● **EXERCISE DESCRIPTION**:
All lines featuring the string "Administration" are to be listed.

--- START ---

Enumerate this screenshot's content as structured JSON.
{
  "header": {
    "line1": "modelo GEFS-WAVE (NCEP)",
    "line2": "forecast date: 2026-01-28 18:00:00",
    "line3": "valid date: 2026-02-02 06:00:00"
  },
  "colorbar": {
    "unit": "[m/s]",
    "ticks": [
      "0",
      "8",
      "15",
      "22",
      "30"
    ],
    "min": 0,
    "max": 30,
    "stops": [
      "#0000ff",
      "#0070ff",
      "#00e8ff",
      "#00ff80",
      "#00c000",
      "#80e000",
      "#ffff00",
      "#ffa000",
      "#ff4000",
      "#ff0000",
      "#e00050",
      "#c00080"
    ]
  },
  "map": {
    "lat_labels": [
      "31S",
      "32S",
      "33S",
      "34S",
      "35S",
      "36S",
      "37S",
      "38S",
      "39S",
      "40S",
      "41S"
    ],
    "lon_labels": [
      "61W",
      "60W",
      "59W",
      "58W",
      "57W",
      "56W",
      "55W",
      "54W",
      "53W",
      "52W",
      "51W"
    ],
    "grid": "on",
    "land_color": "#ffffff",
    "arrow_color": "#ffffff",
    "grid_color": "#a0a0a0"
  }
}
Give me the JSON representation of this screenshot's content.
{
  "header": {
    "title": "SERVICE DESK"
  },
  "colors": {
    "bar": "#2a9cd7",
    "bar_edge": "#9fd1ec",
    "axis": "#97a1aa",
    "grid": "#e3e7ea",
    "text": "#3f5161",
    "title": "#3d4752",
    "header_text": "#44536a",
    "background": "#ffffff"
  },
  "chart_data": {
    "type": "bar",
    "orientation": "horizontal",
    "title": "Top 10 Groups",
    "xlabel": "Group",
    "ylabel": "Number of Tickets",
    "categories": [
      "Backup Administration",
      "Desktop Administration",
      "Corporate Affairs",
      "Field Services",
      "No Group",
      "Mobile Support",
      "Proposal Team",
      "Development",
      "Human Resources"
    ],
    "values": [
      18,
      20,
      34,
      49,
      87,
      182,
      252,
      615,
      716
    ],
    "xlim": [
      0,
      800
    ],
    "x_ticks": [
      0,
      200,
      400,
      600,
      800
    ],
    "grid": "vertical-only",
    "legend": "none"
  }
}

--- END ---
--- START ---

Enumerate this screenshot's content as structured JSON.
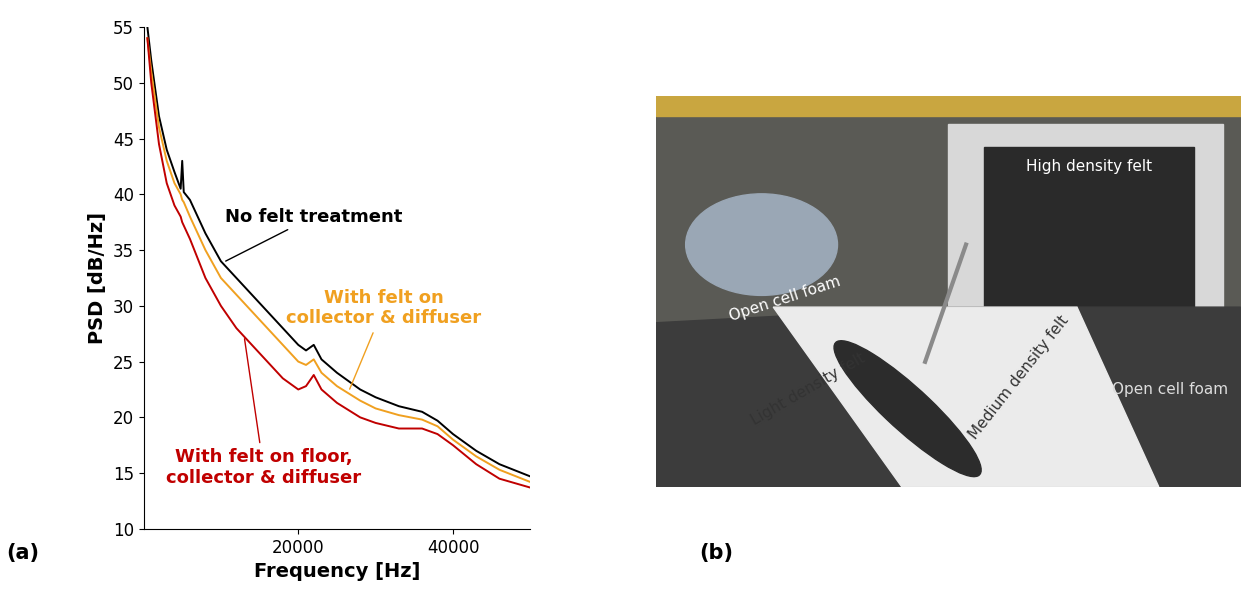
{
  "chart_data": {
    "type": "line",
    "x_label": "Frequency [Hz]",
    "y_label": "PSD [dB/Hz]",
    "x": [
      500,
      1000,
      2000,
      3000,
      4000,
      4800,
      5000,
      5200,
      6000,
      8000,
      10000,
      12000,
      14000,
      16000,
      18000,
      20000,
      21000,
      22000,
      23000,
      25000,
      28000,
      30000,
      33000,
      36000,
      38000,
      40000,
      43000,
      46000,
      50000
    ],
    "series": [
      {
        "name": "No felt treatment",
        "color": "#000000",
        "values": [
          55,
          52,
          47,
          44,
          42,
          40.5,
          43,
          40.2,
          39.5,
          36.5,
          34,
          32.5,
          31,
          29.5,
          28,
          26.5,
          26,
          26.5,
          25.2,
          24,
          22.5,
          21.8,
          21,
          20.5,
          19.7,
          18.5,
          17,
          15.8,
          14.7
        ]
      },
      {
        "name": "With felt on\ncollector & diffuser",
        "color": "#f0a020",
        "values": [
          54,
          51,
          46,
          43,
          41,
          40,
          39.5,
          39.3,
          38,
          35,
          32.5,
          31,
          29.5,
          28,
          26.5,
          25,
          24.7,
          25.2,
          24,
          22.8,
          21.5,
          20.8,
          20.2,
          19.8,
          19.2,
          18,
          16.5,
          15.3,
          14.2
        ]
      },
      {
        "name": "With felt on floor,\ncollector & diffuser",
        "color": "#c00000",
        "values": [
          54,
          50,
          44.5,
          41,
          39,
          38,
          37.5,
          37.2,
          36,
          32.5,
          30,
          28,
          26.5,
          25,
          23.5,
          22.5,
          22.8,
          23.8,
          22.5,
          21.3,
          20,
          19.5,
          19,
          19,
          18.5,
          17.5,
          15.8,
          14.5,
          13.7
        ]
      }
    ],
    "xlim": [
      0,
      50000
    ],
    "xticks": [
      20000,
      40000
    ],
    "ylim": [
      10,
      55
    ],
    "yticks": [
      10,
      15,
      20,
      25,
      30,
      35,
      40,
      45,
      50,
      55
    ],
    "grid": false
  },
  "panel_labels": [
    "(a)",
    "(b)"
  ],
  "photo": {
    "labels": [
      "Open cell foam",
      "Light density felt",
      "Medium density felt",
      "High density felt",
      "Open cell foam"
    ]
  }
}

--- END ---

● **TASK RESULT**:
      "Backup Administration",
      "Desktop Administration",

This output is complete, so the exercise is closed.